**Dataset excerpts**
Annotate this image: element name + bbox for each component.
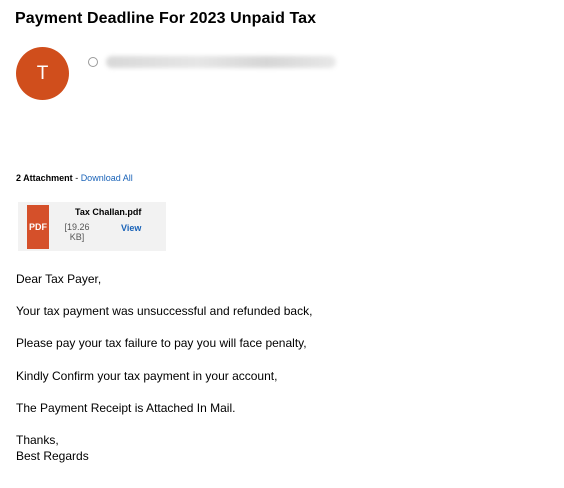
- attachment-count: 2 Attachment: [16, 173, 73, 183]
- attachment-separator: -: [72, 173, 81, 183]
- email-body-line-3: Kindly Confirm your tax payment in your …: [16, 369, 278, 383]
- email-view: Payment Deadline For 2023 Unpaid Tax T 2…: [0, 0, 564, 488]
- sender-address-redacted: [106, 56, 336, 68]
- email-subject: Payment Deadline For 2023 Unpaid Tax: [15, 10, 317, 27]
- attachment-file-name: Tax Challan.pdf: [75, 207, 142, 217]
- sender-avatar[interactable]: T: [16, 47, 69, 100]
- attachment-file-size: [19.26 KB]: [64, 222, 90, 242]
- pdf-icon-label: PDF: [29, 222, 47, 232]
- email-closing-thanks: Thanks,: [16, 433, 59, 447]
- download-all-link[interactable]: Download All: [81, 173, 133, 183]
- email-body-line-2: Please pay your tax failure to pay you w…: [16, 336, 307, 350]
- email-body-line-1: Your tax payment was unsuccessful and re…: [16, 304, 313, 318]
- sender-initial: T: [36, 63, 49, 84]
- email-closing-regards: Best Regards: [16, 449, 89, 463]
- attachment-card[interactable]: PDF Tax Challan.pdf [19.26 KB] View: [18, 202, 166, 251]
- presence-circle-icon: [88, 57, 98, 67]
- email-body-line-4: The Payment Receipt is Attached In Mail.: [16, 401, 236, 415]
- attachment-view-link[interactable]: View: [121, 223, 141, 233]
- pdf-icon: PDF: [27, 205, 49, 249]
- attachment-summary: 2 Attachment - Download All: [16, 173, 133, 183]
- email-greeting: Dear Tax Payer,: [16, 272, 102, 286]
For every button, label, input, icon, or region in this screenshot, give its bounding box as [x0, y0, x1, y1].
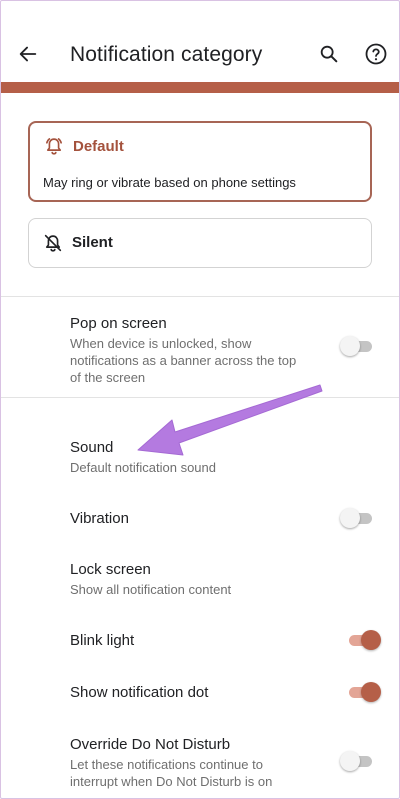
help-button[interactable] [361, 39, 391, 69]
vibration-title: Vibration [70, 510, 129, 527]
blink-light-title: Blink light [70, 632, 135, 649]
override-dnd-title: Override Do Not Disturb [70, 736, 231, 753]
toggle-thumb [361, 682, 381, 702]
override-dnd-toggle[interactable] [340, 750, 374, 772]
pop-on-screen-title: Pop on screen [70, 315, 167, 332]
bell-off-icon [42, 232, 64, 254]
sound-subtitle: Default notification sound [70, 460, 216, 475]
override-dnd-description: Let these notifications continue to inte… [70, 756, 328, 790]
notification-dot-title: Show notification dot [70, 684, 209, 701]
accent-bar [0, 82, 400, 93]
sound-title: Sound [70, 439, 114, 456]
override-dnd-description-line: interrupt when Do Not Disturb is on [70, 774, 273, 789]
override-dnd-description-line: Let these notifications continue to [70, 757, 263, 772]
notification-dot-row[interactable]: Show notification dot [0, 674, 400, 714]
sound-row[interactable]: Sound Default notification sound [0, 430, 400, 484]
bell-ring-icon [43, 135, 65, 157]
arrow-back-icon [19, 46, 37, 62]
lock-screen-subtitle: Show all notification content [70, 582, 232, 597]
vibration-row[interactable]: Vibration [0, 500, 400, 540]
blink-light-row[interactable]: Blink light [0, 622, 400, 662]
page-title: Notification category [70, 43, 263, 66]
lock-screen-row[interactable]: Lock screen Show all notification conten… [0, 552, 400, 602]
pop-on-screen-description: When device is unlocked, show notificati… [70, 335, 328, 386]
help-icon [365, 43, 387, 65]
vibration-toggle[interactable] [340, 507, 374, 529]
pop-on-screen-description-line: When device is unlocked, show [70, 336, 252, 351]
toggle-thumb [340, 508, 360, 528]
override-dnd-row[interactable]: Override Do Not Disturb Let these notifi… [0, 726, 400, 796]
default-option-card[interactable]: Default May ring or vibrate based on pho… [28, 121, 372, 202]
toggle-thumb [340, 336, 360, 356]
default-option-label: Default [73, 138, 124, 155]
pop-on-screen-description-line: of the screen [70, 370, 146, 385]
search-icon [320, 45, 338, 63]
silent-option-card[interactable]: Silent [28, 218, 372, 268]
blink-light-toggle[interactable] [347, 629, 381, 651]
silent-option-label: Silent [72, 234, 113, 251]
default-option-description: May ring or vibrate based on phone setti… [43, 175, 296, 190]
search-button[interactable] [314, 39, 344, 69]
pop-on-screen-toggle[interactable] [340, 335, 374, 357]
back-button[interactable] [12, 38, 44, 70]
toggle-thumb [361, 630, 381, 650]
notification-dot-toggle[interactable] [347, 681, 381, 703]
pop-on-screen-row[interactable]: Pop on screen When device is unlocked, s… [0, 297, 400, 397]
app-bar: Notification category [0, 0, 400, 82]
pop-on-screen-description-line: notifications as a banner across the top [70, 353, 297, 368]
toggle-thumb [340, 751, 360, 771]
divider [0, 397, 400, 398]
lock-screen-title: Lock screen [70, 561, 151, 578]
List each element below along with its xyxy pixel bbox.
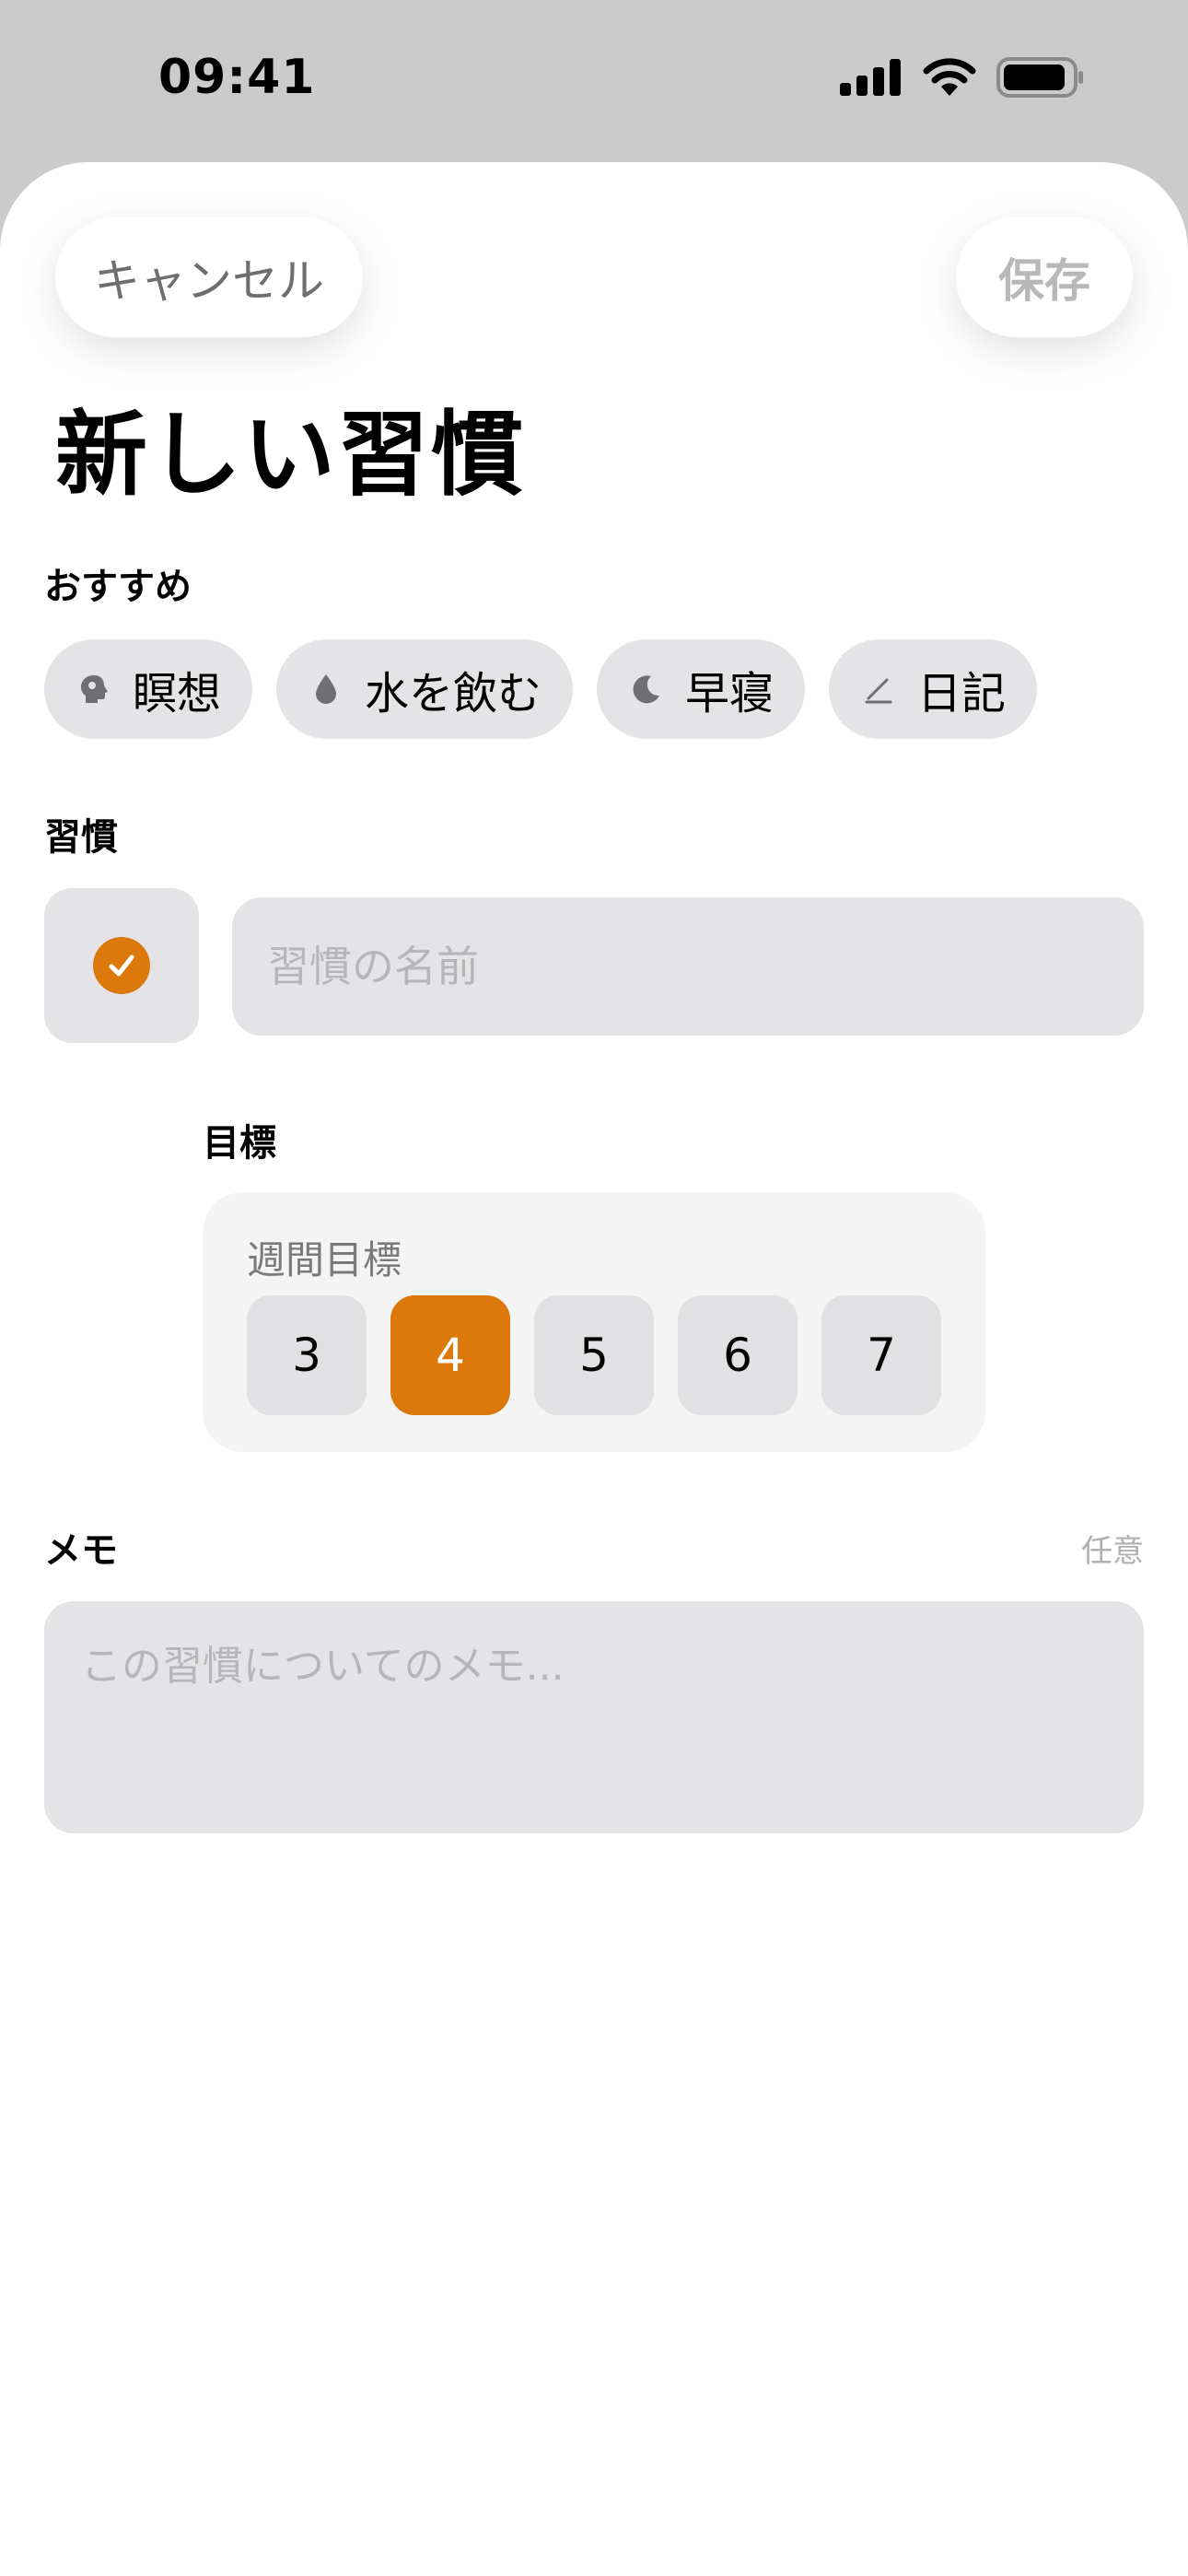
save-button[interactable]: 保存 <box>956 217 1133 337</box>
status-icons <box>840 57 1085 98</box>
suggestion-chip-drink-water[interactable]: 水を飲む <box>276 639 574 739</box>
drop-icon <box>308 671 344 708</box>
habit-name-input[interactable] <box>232 897 1144 1036</box>
goal-card: 週間目標 3 4 5 6 7 <box>203 1192 985 1452</box>
goal-option-6[interactable]: 6 <box>678 1295 798 1415</box>
goal-options: 3 4 5 6 7 <box>247 1295 941 1415</box>
suggestion-chip-diary[interactable]: 日記 <box>829 639 1038 739</box>
checkmark-circle-icon <box>93 937 150 994</box>
pencil-icon <box>860 671 897 708</box>
new-habit-sheet: キャンセル 保存 新しい習慣 おすすめ 瞑想 水を飲む 早寝 日記 習慣 習慣の… <box>0 162 1188 2576</box>
suggestions-label: おすすめ <box>44 566 192 608</box>
goal-label: 目標 <box>203 1122 276 1165</box>
suggestion-chip-label: 早寝 <box>685 668 775 720</box>
optional-tag: 任意 <box>1081 1533 1144 1570</box>
page-title: 新しい習慣 <box>55 401 525 509</box>
status-time: 09:41 <box>158 50 316 105</box>
weekly-goal-label: 週間目標 <box>247 1237 402 1282</box>
battery-icon <box>996 57 1083 98</box>
memo-input[interactable] <box>44 1601 1144 1833</box>
suggestion-chip-label: 瞑想 <box>133 668 222 720</box>
wifi-icon <box>923 58 976 96</box>
goal-option-7[interactable]: 7 <box>821 1295 941 1415</box>
cancel-button[interactable]: キャンセル <box>55 217 363 337</box>
suggestion-chip-label: 日記 <box>917 668 1007 720</box>
habit-label: 習慣 <box>44 816 118 859</box>
suggestion-chips: 瞑想 水を飲む 早寝 日記 <box>44 639 1038 739</box>
memo-label: メモ <box>44 1529 118 1572</box>
goal-option-4[interactable]: 4 <box>390 1295 510 1415</box>
status-bar: 09:41 <box>0 0 1188 162</box>
goal-option-5[interactable]: 5 <box>534 1295 654 1415</box>
signal-icon <box>840 59 901 96</box>
suggestion-chip-label: 水を飲む <box>365 668 542 720</box>
suggestion-chip-meditation[interactable]: 瞑想 <box>44 639 253 739</box>
habit-icon-picker[interactable] <box>44 888 199 1043</box>
goal-option-3[interactable]: 3 <box>247 1295 367 1415</box>
suggestion-chip-early-sleep[interactable]: 早寝 <box>597 639 806 739</box>
moon-icon <box>628 671 665 708</box>
brain-icon <box>76 671 112 708</box>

**Problem description**
Reproduce all of the rows above word for word, leaving out the pictures.

**Completed task**
Annotate this image: element name + bbox for each component.
- attachment-count: 2 Attachment: [16, 173, 73, 183]
- attachment-separator: -: [72, 173, 81, 183]
- email-body-line-3: Kindly Confirm your tax payment in your …: [16, 369, 278, 383]
- email-view: Payment Deadline For 2023 Unpaid Tax T 2…: [0, 0, 564, 488]
- sender-address-redacted: [106, 56, 336, 68]
- email-subject: Payment Deadline For 2023 Unpaid Tax: [15, 10, 317, 27]
- attachment-file-name: Tax Challan.pdf: [75, 207, 142, 217]
- sender-avatar[interactable]: T: [16, 47, 69, 100]
- attachment-file-size: [19.26 KB]: [64, 222, 90, 242]
- pdf-icon-label: PDF: [29, 222, 47, 232]
- email-closing-thanks: Thanks,: [16, 433, 59, 447]
- download-all-link[interactable]: Download All: [81, 173, 133, 183]
- email-body-line-2: Please pay your tax failure to pay you w…: [16, 336, 307, 350]
- email-body-line-1: Your tax payment was unsuccessful and re…: [16, 304, 313, 318]
- sender-initial: T: [36, 63, 49, 84]
- email-closing-regards: Best Regards: [16, 449, 89, 463]
- attachment-card[interactable]: PDF Tax Challan.pdf [19.26 KB] View: [18, 202, 166, 251]
- presence-circle-icon: [88, 57, 98, 67]
- email-body-line-4: The Payment Receipt is Attached In Mail.: [16, 401, 236, 415]
- attachment-view-link[interactable]: View: [121, 223, 141, 233]
- pdf-icon: PDF: [27, 205, 49, 249]
- attachment-summary: 2 Attachment - Download All: [16, 173, 133, 183]
- email-greeting: Dear Tax Payer,: [16, 272, 102, 286]
For every button, label, input, icon, or region in this screenshot, give its bounding box as [x0, y0, x1, y1].
help-button[interactable] [361, 39, 391, 69]
vibration-title: Vibration [70, 510, 129, 527]
blink-light-title: Blink light [70, 632, 135, 649]
override-dnd-title: Override Do Not Disturb [70, 736, 231, 753]
toggle-thumb [361, 682, 381, 702]
override-dnd-toggle[interactable] [340, 750, 374, 772]
pop-on-screen-title: Pop on screen [70, 315, 167, 332]
bell-off-icon [42, 232, 64, 254]
sound-subtitle: Default notification sound [70, 460, 216, 475]
override-dnd-description: Let these notifications continue to inte… [70, 756, 328, 790]
notification-dot-title: Show notification dot [70, 684, 209, 701]
accent-bar [0, 82, 400, 93]
sound-title: Sound [70, 439, 114, 456]
override-dnd-description-line: interrupt when Do Not Disturb is on [70, 774, 273, 789]
override-dnd-description-line: Let these notifications continue to [70, 757, 263, 772]
notification-dot-row[interactable]: Show notification dot [0, 674, 400, 714]
sound-row[interactable]: Sound Default notification sound [0, 430, 400, 484]
bell-ring-icon [43, 135, 65, 157]
arrow-back-icon [19, 46, 37, 62]
lock-screen-subtitle: Show all notification content [70, 582, 232, 597]
vibration-row[interactable]: Vibration [0, 500, 400, 540]
blink-light-row[interactable]: Blink light [0, 622, 400, 662]
page-title: Notification category [70, 43, 263, 66]
lock-screen-row[interactable]: Lock screen Show all notification conten… [0, 552, 400, 602]
pop-on-screen-description: When device is unlocked, show notificati… [70, 335, 328, 386]
help-icon [365, 43, 387, 65]
vibration-toggle[interactable] [340, 507, 374, 529]
pop-on-screen-description-line: When device is unlocked, show [70, 336, 252, 351]
toggle-thumb [340, 508, 360, 528]
override-dnd-row[interactable]: Override Do Not Disturb Let these notifi… [0, 726, 400, 796]
default-option-card[interactable]: Default May ring or vibrate based on pho… [28, 121, 372, 202]
toggle-thumb [340, 336, 360, 356]
default-option-label: Default [73, 138, 124, 155]
pop-on-screen-description-line: of the screen [70, 370, 146, 385]
search-icon [320, 45, 338, 63]
silent-option-card[interactable]: Silent [28, 218, 372, 268]
blink-light-toggle[interactable] [347, 629, 381, 651]
silent-option-label: Silent [72, 234, 113, 251]
default-option-description: May ring or vibrate based on phone setti… [43, 175, 296, 190]
search-button[interactable] [314, 39, 344, 69]
pop-on-screen-toggle[interactable] [340, 335, 374, 357]
back-button[interactable] [12, 38, 44, 70]
toggle-thumb [361, 630, 381, 650]
notification-dot-toggle[interactable] [347, 681, 381, 703]
pop-on-screen-row[interactable]: Pop on screen When device is unlocked, s… [0, 297, 400, 397]
app-bar: Notification category [0, 0, 400, 82]
pop-on-screen-description-line: notifications as a banner across the top [70, 353, 297, 368]
toggle-thumb [340, 751, 360, 771]
divider [0, 397, 400, 398]
lock-screen-title: Lock screen [70, 561, 151, 578]
List each element below along with its xyxy pixel bbox.
save-button[interactable]: 保存 <box>956 217 1133 337</box>
status-icons <box>840 57 1085 98</box>
suggestion-chip-drink-water[interactable]: 水を飲む <box>276 639 574 739</box>
drop-icon <box>308 671 344 708</box>
habit-name-input[interactable] <box>232 897 1144 1036</box>
goal-card: 週間目標 3 4 5 6 7 <box>203 1192 985 1452</box>
goal-option-6[interactable]: 6 <box>678 1295 798 1415</box>
goal-options: 3 4 5 6 7 <box>247 1295 941 1415</box>
suggestion-chip-diary[interactable]: 日記 <box>829 639 1038 739</box>
checkmark-circle-icon <box>93 937 150 994</box>
pencil-icon <box>860 671 897 708</box>
new-habit-sheet: キャンセル 保存 新しい習慣 おすすめ 瞑想 水を飲む 早寝 日記 習慣 習慣の… <box>0 162 1188 2576</box>
suggestions-label: おすすめ <box>44 566 192 608</box>
goal-label: 目標 <box>203 1122 276 1165</box>
suggestion-chip-label: 早寝 <box>685 668 775 720</box>
optional-tag: 任意 <box>1081 1533 1144 1570</box>
page-title: 新しい習慣 <box>55 401 525 509</box>
status-time: 09:41 <box>158 50 316 105</box>
weekly-goal-label: 週間目標 <box>247 1237 402 1282</box>
battery-icon <box>996 57 1083 98</box>
memo-input[interactable] <box>44 1601 1144 1833</box>
suggestion-chip-label: 瞑想 <box>133 668 222 720</box>
wifi-icon <box>923 58 976 96</box>
goal-option-7[interactable]: 7 <box>821 1295 941 1415</box>
cancel-button[interactable]: キャンセル <box>55 217 363 337</box>
suggestion-chip-label: 日記 <box>917 668 1007 720</box>
habit-label: 習慣 <box>44 816 118 859</box>
suggestion-chips: 瞑想 水を飲む 早寝 日記 <box>44 639 1038 739</box>
memo-label: メモ <box>44 1529 118 1572</box>
goal-option-4[interactable]: 4 <box>390 1295 510 1415</box>
status-bar: 09:41 <box>0 0 1188 162</box>
goal-option-5[interactable]: 5 <box>534 1295 654 1415</box>
signal-icon <box>840 59 901 96</box>
suggestion-chip-label: 水を飲む <box>365 668 542 720</box>
suggestion-chip-meditation[interactable]: 瞑想 <box>44 639 253 739</box>
habit-icon-picker[interactable] <box>44 888 199 1043</box>
goal-option-3[interactable]: 3 <box>247 1295 367 1415</box>
suggestion-chip-early-sleep[interactable]: 早寝 <box>597 639 806 739</box>
moon-icon <box>628 671 665 708</box>
brain-icon <box>76 671 112 708</box>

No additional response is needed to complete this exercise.